What to produce: Would you set down every entry shown below, precisely as written?

Start

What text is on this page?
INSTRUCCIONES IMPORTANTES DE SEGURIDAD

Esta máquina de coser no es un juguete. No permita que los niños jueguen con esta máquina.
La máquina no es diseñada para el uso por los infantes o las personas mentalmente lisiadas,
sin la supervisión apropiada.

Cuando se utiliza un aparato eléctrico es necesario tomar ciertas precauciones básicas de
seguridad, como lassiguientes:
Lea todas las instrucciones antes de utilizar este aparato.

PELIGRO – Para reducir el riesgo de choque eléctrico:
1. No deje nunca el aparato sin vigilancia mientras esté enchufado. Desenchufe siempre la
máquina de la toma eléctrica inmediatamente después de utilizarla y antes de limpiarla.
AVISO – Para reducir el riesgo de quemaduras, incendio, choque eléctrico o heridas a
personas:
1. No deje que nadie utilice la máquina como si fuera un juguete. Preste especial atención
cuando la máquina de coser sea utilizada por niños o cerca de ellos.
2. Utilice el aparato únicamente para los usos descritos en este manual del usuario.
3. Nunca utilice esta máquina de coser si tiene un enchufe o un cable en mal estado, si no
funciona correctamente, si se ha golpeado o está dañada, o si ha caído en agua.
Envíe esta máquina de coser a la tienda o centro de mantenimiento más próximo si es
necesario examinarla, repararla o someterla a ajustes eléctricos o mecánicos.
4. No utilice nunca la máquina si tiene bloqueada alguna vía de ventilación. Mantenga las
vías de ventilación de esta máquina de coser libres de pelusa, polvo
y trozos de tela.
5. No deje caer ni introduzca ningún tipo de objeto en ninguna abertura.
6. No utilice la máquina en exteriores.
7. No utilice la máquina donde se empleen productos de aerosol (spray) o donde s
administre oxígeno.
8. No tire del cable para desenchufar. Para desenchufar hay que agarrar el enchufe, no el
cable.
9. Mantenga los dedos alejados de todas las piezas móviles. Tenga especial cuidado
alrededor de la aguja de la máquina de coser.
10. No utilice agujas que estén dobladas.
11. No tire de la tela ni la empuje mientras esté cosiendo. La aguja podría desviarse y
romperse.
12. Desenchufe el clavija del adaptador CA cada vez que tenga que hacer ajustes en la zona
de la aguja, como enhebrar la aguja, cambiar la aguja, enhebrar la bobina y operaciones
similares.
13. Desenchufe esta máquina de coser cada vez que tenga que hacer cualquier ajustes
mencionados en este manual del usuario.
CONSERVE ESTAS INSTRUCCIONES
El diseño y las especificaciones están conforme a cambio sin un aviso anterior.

End

Exercise output:
What text is on this page?
INSTRUCCIONES IMPORTANTES DE SEGURIDAD

Esta máquina de coser no es un juguete. No permita que los niños jueguen con esta máquina.
La máquina no es diseñada para el uso por los infantes o las personas mentalmente lisiadas,
sin la supervisión apropiada.

Cuando se utiliza un aparato eléctrico es necesario tomar ciertas precauciones básicas de
seguridad, como lassiguientes:
Lea todas las instrucciones antes de utilizar este aparato.

PELIGRO – Para reducir el riesgo de choque eléctrico:
1. No deje nunca el aparato sin vigilancia mientras esté enchufado. Desenchufe siempre la
máquina de la toma eléctrica inmediatamente después de utilizarla y antes de limpiarla.
AVISO – Para reducir el riesgo de quemaduras, incendio, choque eléctrico o heridas a
personas:
1. No deje que nadie utilice la máquina como si fuera un juguete. Preste especial atención
cuando la máquina de coser sea utilizada por niños o cerca de ellos.
2. Utilice el aparato únicamente para los usos descritos en este manual del usuario.
3. Nunca utilice esta máquina de coser si tiene un enchufe o un cable en mal estado, si no
funciona correctamente, si se ha golpeado o está dañada, o si ha caído en agua.
Envíe esta máquina de coser a la tienda o centro de mantenimiento más próximo si es
necesario examinarla, repararla o someterla a ajustes eléctricos o mecánicos.
4. No utilice nunca la máquina si tiene bloqueada alguna vía de ventilación. Mantenga las
vías de ventilación de esta máquina de coser libres de pelusa, polvo
y trozos de tela.
5. No deje caer ni introduzca ningún tipo de objeto en ninguna abertura.
6. No utilice la máquina en exteriores.
7. No utilice la máquina donde se empleen productos de aerosol (spray) o donde s
administre oxígeno.
8. No tire del cable para desenchufar. Para desenchufar hay que agarrar el enchufe, no el
cable.
9. Mantenga los dedos alejados de todas las piezas móviles. Tenga especial cuidado
alrededor de la aguja de la máquina de coser.
10. No utilice agujas que estén dobladas.
11. No tire de la tela ni la empuje mientras esté cosiendo. La aguja podría desviarse y
romperse.
12. Desenchufe el clavija del adaptador CA cada vez que tenga que hacer ajustes en la zona
de la aguja, como enhebrar la aguja, cambiar la aguja, enhebrar la bobina y operaciones
similares.
13. Desenchufe esta máquina de coser cada vez que tenga que hacer cualquier ajustes
mencionados en este manual del usuario.
CONSERVE ESTAS INSTRUCCIONES
El diseño y las especificaciones están conforme a cambio sin un aviso anterior.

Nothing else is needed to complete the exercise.